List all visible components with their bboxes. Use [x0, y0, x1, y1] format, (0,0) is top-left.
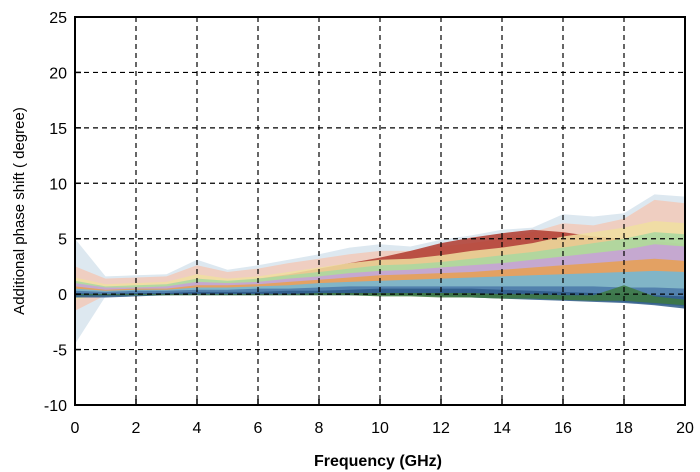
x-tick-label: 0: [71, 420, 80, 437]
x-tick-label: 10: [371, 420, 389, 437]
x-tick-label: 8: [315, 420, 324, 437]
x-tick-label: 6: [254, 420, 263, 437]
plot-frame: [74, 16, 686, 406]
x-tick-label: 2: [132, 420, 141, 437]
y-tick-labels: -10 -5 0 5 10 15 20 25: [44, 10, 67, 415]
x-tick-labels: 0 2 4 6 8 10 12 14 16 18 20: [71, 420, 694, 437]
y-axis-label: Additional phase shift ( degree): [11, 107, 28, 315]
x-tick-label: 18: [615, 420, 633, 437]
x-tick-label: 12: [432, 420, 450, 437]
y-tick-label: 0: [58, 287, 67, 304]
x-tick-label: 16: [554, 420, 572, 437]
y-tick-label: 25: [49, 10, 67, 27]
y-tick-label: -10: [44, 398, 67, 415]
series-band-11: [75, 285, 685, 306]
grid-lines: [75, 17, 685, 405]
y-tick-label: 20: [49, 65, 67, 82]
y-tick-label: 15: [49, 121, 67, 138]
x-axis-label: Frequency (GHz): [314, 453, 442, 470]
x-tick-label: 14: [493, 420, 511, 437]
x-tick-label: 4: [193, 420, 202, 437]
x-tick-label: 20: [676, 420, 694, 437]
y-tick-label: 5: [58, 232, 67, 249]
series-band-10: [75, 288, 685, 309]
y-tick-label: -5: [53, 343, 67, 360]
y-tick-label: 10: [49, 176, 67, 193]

··········

__WHAT TO DO__. Reproduce every row above verbatim, but omit the picture.

__TASK ANSWER__.
List all visible components with their bboxes. Use [x0, y0, x1, y1] format, (0,0) is top-left.
x-tick-label: 0: [71, 420, 80, 437]
x-tick-label: 10: [371, 420, 389, 437]
x-tick-label: 8: [315, 420, 324, 437]
x-tick-label: 6: [254, 420, 263, 437]
plot-frame: [74, 16, 686, 406]
x-tick-label: 2: [132, 420, 141, 437]
y-tick-labels: -10 -5 0 5 10 15 20 25: [44, 10, 67, 415]
x-tick-labels: 0 2 4 6 8 10 12 14 16 18 20: [71, 420, 694, 437]
y-axis-label: Additional phase shift ( degree): [11, 107, 28, 315]
x-tick-label: 18: [615, 420, 633, 437]
x-tick-label: 12: [432, 420, 450, 437]
y-tick-label: 0: [58, 287, 67, 304]
x-tick-label: 16: [554, 420, 572, 437]
y-tick-label: 25: [49, 10, 67, 27]
y-tick-label: -10: [44, 398, 67, 415]
series-band-11: [75, 285, 685, 306]
grid-lines: [75, 17, 685, 405]
y-tick-label: 20: [49, 65, 67, 82]
y-tick-label: 15: [49, 121, 67, 138]
x-axis-label: Frequency (GHz): [314, 453, 442, 470]
x-tick-label: 14: [493, 420, 511, 437]
x-tick-label: 4: [193, 420, 202, 437]
x-tick-label: 20: [676, 420, 694, 437]
y-tick-label: 5: [58, 232, 67, 249]
series-band-10: [75, 288, 685, 309]
y-tick-label: -5: [53, 343, 67, 360]
y-tick-label: 10: [49, 176, 67, 193]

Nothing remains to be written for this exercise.